• _What the task requires_: Write out the material again word for word, dropping any images it holds.

• _Provided information_:

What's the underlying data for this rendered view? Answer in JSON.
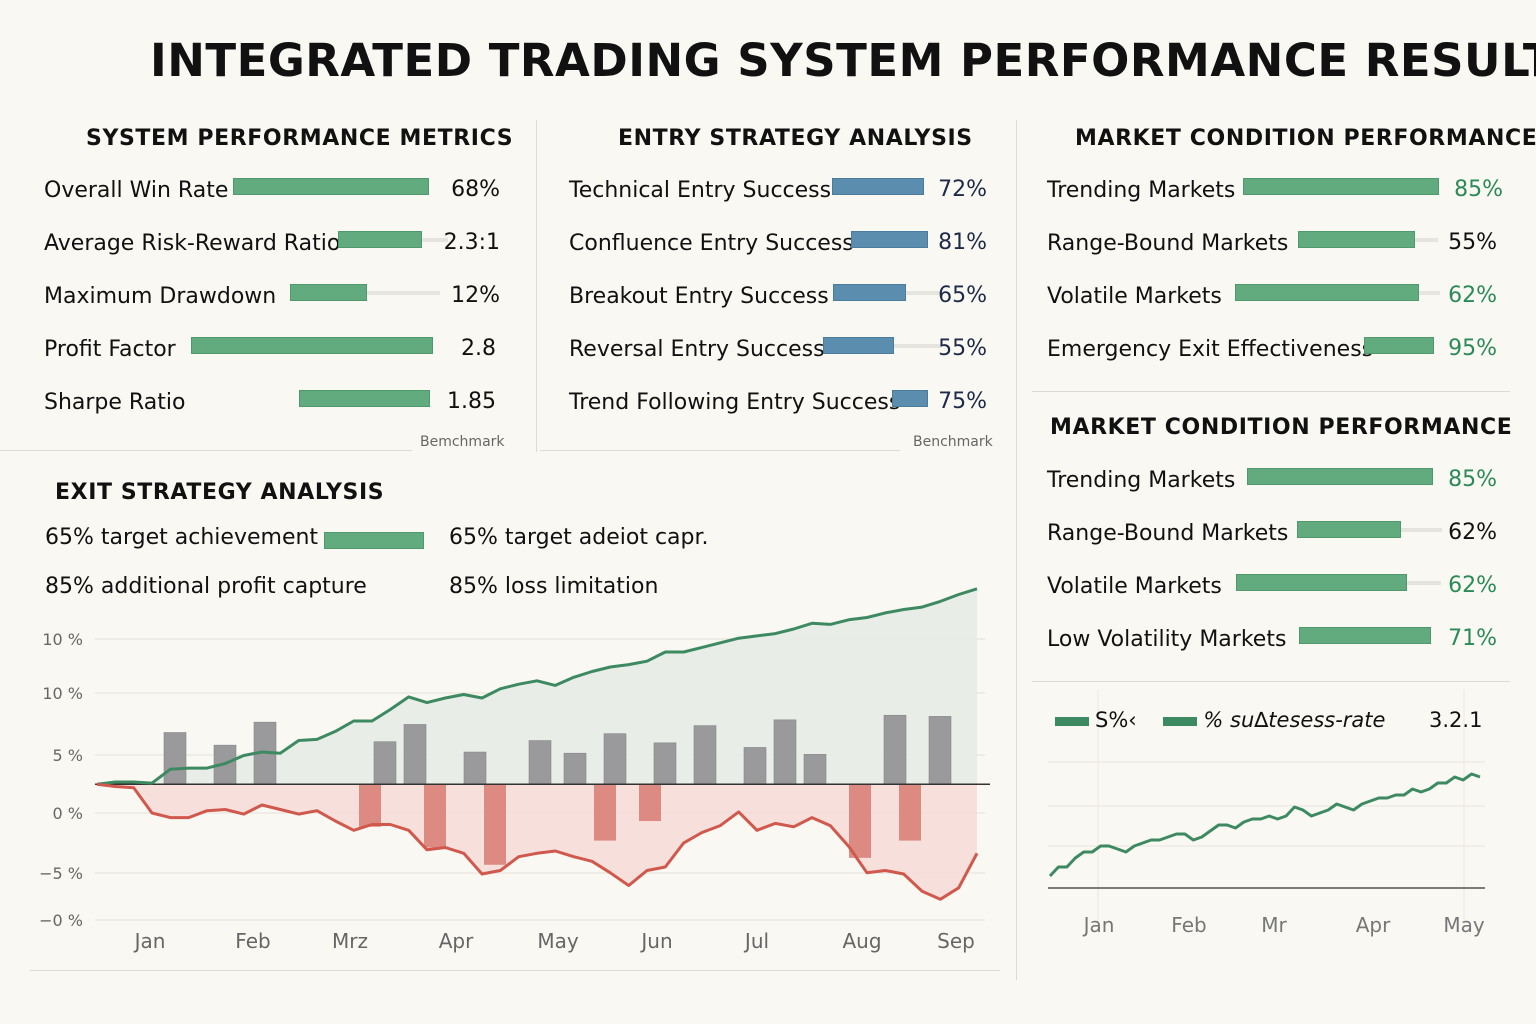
{
  "title": "INTEGRATED TRADING SYSTEM PERFORMANCE RESULTS",
  "system_metrics": {
    "title": "SYSTEM PERFORMANCE METRICS",
    "benchmark_label": "Bemchmark",
    "items": [
      {
        "label": "Overall Win Rate",
        "value": "68%",
        "fill": 1.0
      },
      {
        "label": "Average Risk-Reward Ratio",
        "value": "2.3:1",
        "fill": 0.82
      },
      {
        "label": "Maximum Drawdown",
        "value": "12%",
        "fill": 0.5
      },
      {
        "label": "Profit Factor",
        "value": "2.8",
        "fill": 1.0
      },
      {
        "label": "Sharpe Ratio",
        "value": "1.85",
        "fill": 1.0
      }
    ]
  },
  "entry_strategy": {
    "title": "ENTRY STRATEGY ANALYSIS",
    "benchmark_label": "Benchmark",
    "items": [
      {
        "label": "Technical Entry Success",
        "value": "72%",
        "fill": 1.0
      },
      {
        "label": "Confluence Entry Success",
        "value": "81%",
        "fill": 1.0
      },
      {
        "label": "Breakout Entry Success",
        "value": "65%",
        "fill": 0.65
      },
      {
        "label": "Reversal Entry Success",
        "value": "55%",
        "fill": 0.6
      },
      {
        "label": "Trend Following Entry Success",
        "value": "75%",
        "fill": 1.0
      }
    ]
  },
  "market_condition_1": {
    "title": "MARKET CONDITION PERFORMANCE",
    "items": [
      {
        "label": "Trending Markets",
        "value": "85%",
        "fill": 1.0,
        "highlight": true
      },
      {
        "label": "Range-Bound Markets",
        "value": "55%",
        "fill": 0.84,
        "highlight": false
      },
      {
        "label": "Volatile Markets",
        "value": "62%",
        "fill": 0.93,
        "highlight": true
      },
      {
        "label": "Emergency Exit Effectiveness",
        "value": "95%",
        "fill": 1.0,
        "highlight": true
      }
    ]
  },
  "market_condition_2": {
    "title": "MARKET CONDITION PERFORMANCE",
    "items": [
      {
        "label": "Trending Markets",
        "value": "85%",
        "fill": 1.0,
        "highlight": true
      },
      {
        "label": "Range-Bound Markets",
        "value": "62%",
        "fill": 0.7,
        "highlight": false
      },
      {
        "label": "Volatile Markets",
        "value": "62%",
        "fill": 0.85,
        "highlight": true
      },
      {
        "label": "Low Volatility Markets",
        "value": "71%",
        "fill": 1.0,
        "highlight": true
      }
    ]
  },
  "exit_strategy": {
    "title": "EXIT STRATEGY ANALYSIS",
    "items": [
      {
        "pct": "65%",
        "text": "target achievement"
      },
      {
        "pct": "65%",
        "text": "target adeiot capr."
      },
      {
        "pct": "85%",
        "text": "additional profit capture"
      },
      {
        "pct": "85%",
        "text": "loss limitation"
      }
    ]
  },
  "colors": {
    "green": "#3d8a62",
    "green_fill": "#e6ebe5",
    "red": "#d0584c",
    "red_fill": "#f6dcd7",
    "red_bar": "#d77a72",
    "gray_bar": "#9a999b",
    "bar_green": "#62ab7f",
    "bar_blue": "#5b8daf"
  },
  "small_chart_legend": {
    "series1": "S%‹",
    "series2": "% su∆tesess-rate",
    "value": "3.2.1"
  },
  "chart_data": [
    {
      "type": "line",
      "title": "EXIT STRATEGY ANALYSIS",
      "ytick_labels": [
        "10 %",
        "10 %",
        "5 %",
        "0 %",
        "−5 %",
        "−0 %"
      ],
      "categories": [
        "Jan",
        "Feb",
        "Mrz",
        "Apr",
        "May",
        "Jun",
        "Jul",
        "Aug",
        "Sep"
      ],
      "ylim": [
        -10,
        15
      ],
      "grid": true,
      "baseline": 2.5,
      "series": [
        {
          "name": "equity",
          "kind": "line-area",
          "color": "#3d8a62",
          "values": [
            2.5,
            2.7,
            2.7,
            2.6,
            3.8,
            3.9,
            3.9,
            4.3,
            5.0,
            5.3,
            5.2,
            6.3,
            6.4,
            7.1,
            8.0,
            8.0,
            9.0,
            10.1,
            9.6,
            10.0,
            10.3,
            10.0,
            10.8,
            11.2,
            11.5,
            11.1,
            11.8,
            12.3,
            12.7,
            12.9,
            13.2,
            14.0,
            14.0,
            14.4,
            14.8,
            15.2,
            15.4,
            15.6,
            16.0,
            16.5,
            16.4,
            16.8,
            17.0,
            17.4,
            17.7,
            17.9,
            18.4,
            19.0,
            19.5
          ]
        },
        {
          "name": "drawdown",
          "kind": "line-area",
          "color": "#d0584c",
          "values": [
            2.5,
            2.3,
            2.2,
            0.0,
            -0.4,
            -0.4,
            0.2,
            0.3,
            -0.1,
            0.7,
            0.3,
            -0.1,
            0.2,
            -0.7,
            -1.5,
            -1.0,
            -1.0,
            -1.5,
            -3.2,
            -3.0,
            -3.5,
            -5.3,
            -5.0,
            -3.8,
            -3.5,
            -3.3,
            -3.8,
            -4.2,
            -5.2,
            -6.3,
            -5.0,
            -4.7,
            -2.6,
            -1.7,
            -1.1,
            0.1,
            -1.5,
            -0.9,
            -1.2,
            -0.4,
            -1.1,
            -2.9,
            -5.2,
            -5.0,
            -5.3,
            -6.8,
            -7.5,
            -6.5,
            -3.5
          ]
        },
        {
          "name": "monthly-positive",
          "kind": "bar",
          "color": "#9a999b",
          "positions": [
            0.1,
            0.6,
            1.0,
            2.2,
            2.5,
            3.1,
            3.75,
            4.1,
            4.5,
            5.0,
            5.4,
            5.9,
            6.2,
            6.5,
            7.3,
            7.75
          ],
          "values": [
            4.5,
            3.4,
            5.4,
            3.7,
            5.2,
            2.8,
            3.8,
            2.7,
            4.4,
            3.6,
            5.1,
            3.2,
            5.6,
            2.6,
            6.0,
            5.9
          ]
        },
        {
          "name": "monthly-negative",
          "kind": "bar",
          "color": "#d77a72",
          "positions": [
            2.05,
            2.7,
            3.3,
            4.4,
            4.85,
            6.95,
            7.45
          ],
          "values": [
            -3.7,
            -5.5,
            -7.0,
            -4.9,
            -3.2,
            -6.4,
            -4.9
          ]
        }
      ]
    },
    {
      "type": "line",
      "title": "",
      "categories": [
        "Jan",
        "Feb",
        "Mr",
        "Apr",
        "May"
      ],
      "legend": [
        "S%‹",
        "% su∆tesess-rate"
      ],
      "legend_position": "top",
      "annotation": "3.2.1",
      "grid": true,
      "ylim": [
        0,
        5
      ],
      "series": [
        {
          "name": "success-rate",
          "color": "#3d8a62",
          "values": [
            0.2,
            0.5,
            0.5,
            0.8,
            1.0,
            1.0,
            1.2,
            1.2,
            1.1,
            1.0,
            1.2,
            1.3,
            1.4,
            1.4,
            1.5,
            1.6,
            1.6,
            1.4,
            1.5,
            1.7,
            1.9,
            1.9,
            1.8,
            2.0,
            2.1,
            2.1,
            2.2,
            2.1,
            2.2,
            2.5,
            2.4,
            2.2,
            2.3,
            2.4,
            2.6,
            2.5,
            2.4,
            2.6,
            2.7,
            2.8,
            2.8,
            2.9,
            2.9,
            3.1,
            3.0,
            3.1,
            3.3,
            3.3,
            3.5,
            3.4,
            3.6,
            3.5
          ]
        }
      ]
    }
  ]
}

• _Complete response_:
What's the underlying data for this rendered view? Answer in JSON.
{
  "title": "INTEGRATED TRADING SYSTEM PERFORMANCE RESULTS",
  "system_metrics": {
    "title": "SYSTEM PERFORMANCE METRICS",
    "benchmark_label": "Bemchmark",
    "items": [
      {
        "label": "Overall Win Rate",
        "value": "68%",
        "fill": 1.0
      },
      {
        "label": "Average Risk-Reward Ratio",
        "value": "2.3:1",
        "fill": 0.82
      },
      {
        "label": "Maximum Drawdown",
        "value": "12%",
        "fill": 0.5
      },
      {
        "label": "Profit Factor",
        "value": "2.8",
        "fill": 1.0
      },
      {
        "label": "Sharpe Ratio",
        "value": "1.85",
        "fill": 1.0
      }
    ]
  },
  "entry_strategy": {
    "title": "ENTRY STRATEGY ANALYSIS",
    "benchmark_label": "Benchmark",
    "items": [
      {
        "label": "Technical Entry Success",
        "value": "72%",
        "fill": 1.0
      },
      {
        "label": "Confluence Entry Success",
        "value": "81%",
        "fill": 1.0
      },
      {
        "label": "Breakout Entry Success",
        "value": "65%",
        "fill": 0.65
      },
      {
        "label": "Reversal Entry Success",
        "value": "55%",
        "fill": 0.6
      },
      {
        "label": "Trend Following Entry Success",
        "value": "75%",
        "fill": 1.0
      }
    ]
  },
  "market_condition_1": {
    "title": "MARKET CONDITION PERFORMANCE",
    "items": [
      {
        "label": "Trending Markets",
        "value": "85%",
        "fill": 1.0,
        "highlight": true
      },
      {
        "label": "Range-Bound Markets",
        "value": "55%",
        "fill": 0.84,
        "highlight": false
      },
      {
        "label": "Volatile Markets",
        "value": "62%",
        "fill": 0.93,
        "highlight": true
      },
      {
        "label": "Emergency Exit Effectiveness",
        "value": "95%",
        "fill": 1.0,
        "highlight": true
      }
    ]
  },
  "market_condition_2": {
    "title": "MARKET CONDITION PERFORMANCE",
    "items": [
      {
        "label": "Trending Markets",
        "value": "85%",
        "fill": 1.0,
        "highlight": true
      },
      {
        "label": "Range-Bound Markets",
        "value": "62%",
        "fill": 0.7,
        "highlight": false
      },
      {
        "label": "Volatile Markets",
        "value": "62%",
        "fill": 0.85,
        "highlight": true
      },
      {
        "label": "Low Volatility Markets",
        "value": "71%",
        "fill": 1.0,
        "highlight": true
      }
    ]
  },
  "exit_strategy": {
    "title": "EXIT STRATEGY ANALYSIS",
    "items": [
      {
        "pct": "65%",
        "text": "target achievement"
      },
      {
        "pct": "65%",
        "text": "target adeiot capr."
      },
      {
        "pct": "85%",
        "text": "additional profit capture"
      },
      {
        "pct": "85%",
        "text": "loss limitation"
      }
    ]
  },
  "colors": {
    "green": "#3d8a62",
    "green_fill": "#e6ebe5",
    "red": "#d0584c",
    "red_fill": "#f6dcd7",
    "red_bar": "#d77a72",
    "gray_bar": "#9a999b",
    "bar_green": "#62ab7f",
    "bar_blue": "#5b8daf"
  },
  "small_chart_legend": {
    "series1": "S%‹",
    "series2": "% su∆tesess-rate",
    "value": "3.2.1"
  },
  "chart_data": [
    {
      "type": "line",
      "title": "EXIT STRATEGY ANALYSIS",
      "ytick_labels": [
        "10 %",
        "10 %",
        "5 %",
        "0 %",
        "−5 %",
        "−0 %"
      ],
      "categories": [
        "Jan",
        "Feb",
        "Mrz",
        "Apr",
        "May",
        "Jun",
        "Jul",
        "Aug",
        "Sep"
      ],
      "ylim": [
        -10,
        15
      ],
      "grid": true,
      "baseline": 2.5,
      "series": [
        {
          "name": "equity",
          "kind": "line-area",
          "color": "#3d8a62",
          "values": [
            2.5,
            2.7,
            2.7,
            2.6,
            3.8,
            3.9,
            3.9,
            4.3,
            5.0,
            5.3,
            5.2,
            6.3,
            6.4,
            7.1,
            8.0,
            8.0,
            9.0,
            10.1,
            9.6,
            10.0,
            10.3,
            10.0,
            10.8,
            11.2,
            11.5,
            11.1,
            11.8,
            12.3,
            12.7,
            12.9,
            13.2,
            14.0,
            14.0,
            14.4,
            14.8,
            15.2,
            15.4,
            15.6,
            16.0,
            16.5,
            16.4,
            16.8,
            17.0,
            17.4,
            17.7,
            17.9,
            18.4,
            19.0,
            19.5
          ]
        },
        {
          "name": "drawdown",
          "kind": "line-area",
          "color": "#d0584c",
          "values": [
            2.5,
            2.3,
            2.2,
            0.0,
            -0.4,
            -0.4,
            0.2,
            0.3,
            -0.1,
            0.7,
            0.3,
            -0.1,
            0.2,
            -0.7,
            -1.5,
            -1.0,
            -1.0,
            -1.5,
            -3.2,
            -3.0,
            -3.5,
            -5.3,
            -5.0,
            -3.8,
            -3.5,
            -3.3,
            -3.8,
            -4.2,
            -5.2,
            -6.3,
            -5.0,
            -4.7,
            -2.6,
            -1.7,
            -1.1,
            0.1,
            -1.5,
            -0.9,
            -1.2,
            -0.4,
            -1.1,
            -2.9,
            -5.2,
            -5.0,
            -5.3,
            -6.8,
            -7.5,
            -6.5,
            -3.5
          ]
        },
        {
          "name": "monthly-positive",
          "kind": "bar",
          "color": "#9a999b",
          "positions": [
            0.1,
            0.6,
            1.0,
            2.2,
            2.5,
            3.1,
            3.75,
            4.1,
            4.5,
            5.0,
            5.4,
            5.9,
            6.2,
            6.5,
            7.3,
            7.75
          ],
          "values": [
            4.5,
            3.4,
            5.4,
            3.7,
            5.2,
            2.8,
            3.8,
            2.7,
            4.4,
            3.6,
            5.1,
            3.2,
            5.6,
            2.6,
            6.0,
            5.9
          ]
        },
        {
          "name": "monthly-negative",
          "kind": "bar",
          "color": "#d77a72",
          "positions": [
            2.05,
            2.7,
            3.3,
            4.4,
            4.85,
            6.95,
            7.45
          ],
          "values": [
            -3.7,
            -5.5,
            -7.0,
            -4.9,
            -3.2,
            -6.4,
            -4.9
          ]
        }
      ]
    },
    {
      "type": "line",
      "title": "",
      "categories": [
        "Jan",
        "Feb",
        "Mr",
        "Apr",
        "May"
      ],
      "legend": [
        "S%‹",
        "% su∆tesess-rate"
      ],
      "legend_position": "top",
      "annotation": "3.2.1",
      "grid": true,
      "ylim": [
        0,
        5
      ],
      "series": [
        {
          "name": "success-rate",
          "color": "#3d8a62",
          "values": [
            0.2,
            0.5,
            0.5,
            0.8,
            1.0,
            1.0,
            1.2,
            1.2,
            1.1,
            1.0,
            1.2,
            1.3,
            1.4,
            1.4,
            1.5,
            1.6,
            1.6,
            1.4,
            1.5,
            1.7,
            1.9,
            1.9,
            1.8,
            2.0,
            2.1,
            2.1,
            2.2,
            2.1,
            2.2,
            2.5,
            2.4,
            2.2,
            2.3,
            2.4,
            2.6,
            2.5,
            2.4,
            2.6,
            2.7,
            2.8,
            2.8,
            2.9,
            2.9,
            3.1,
            3.0,
            3.1,
            3.3,
            3.3,
            3.5,
            3.4,
            3.6,
            3.5
          ]
        }
      ]
    }
  ]
}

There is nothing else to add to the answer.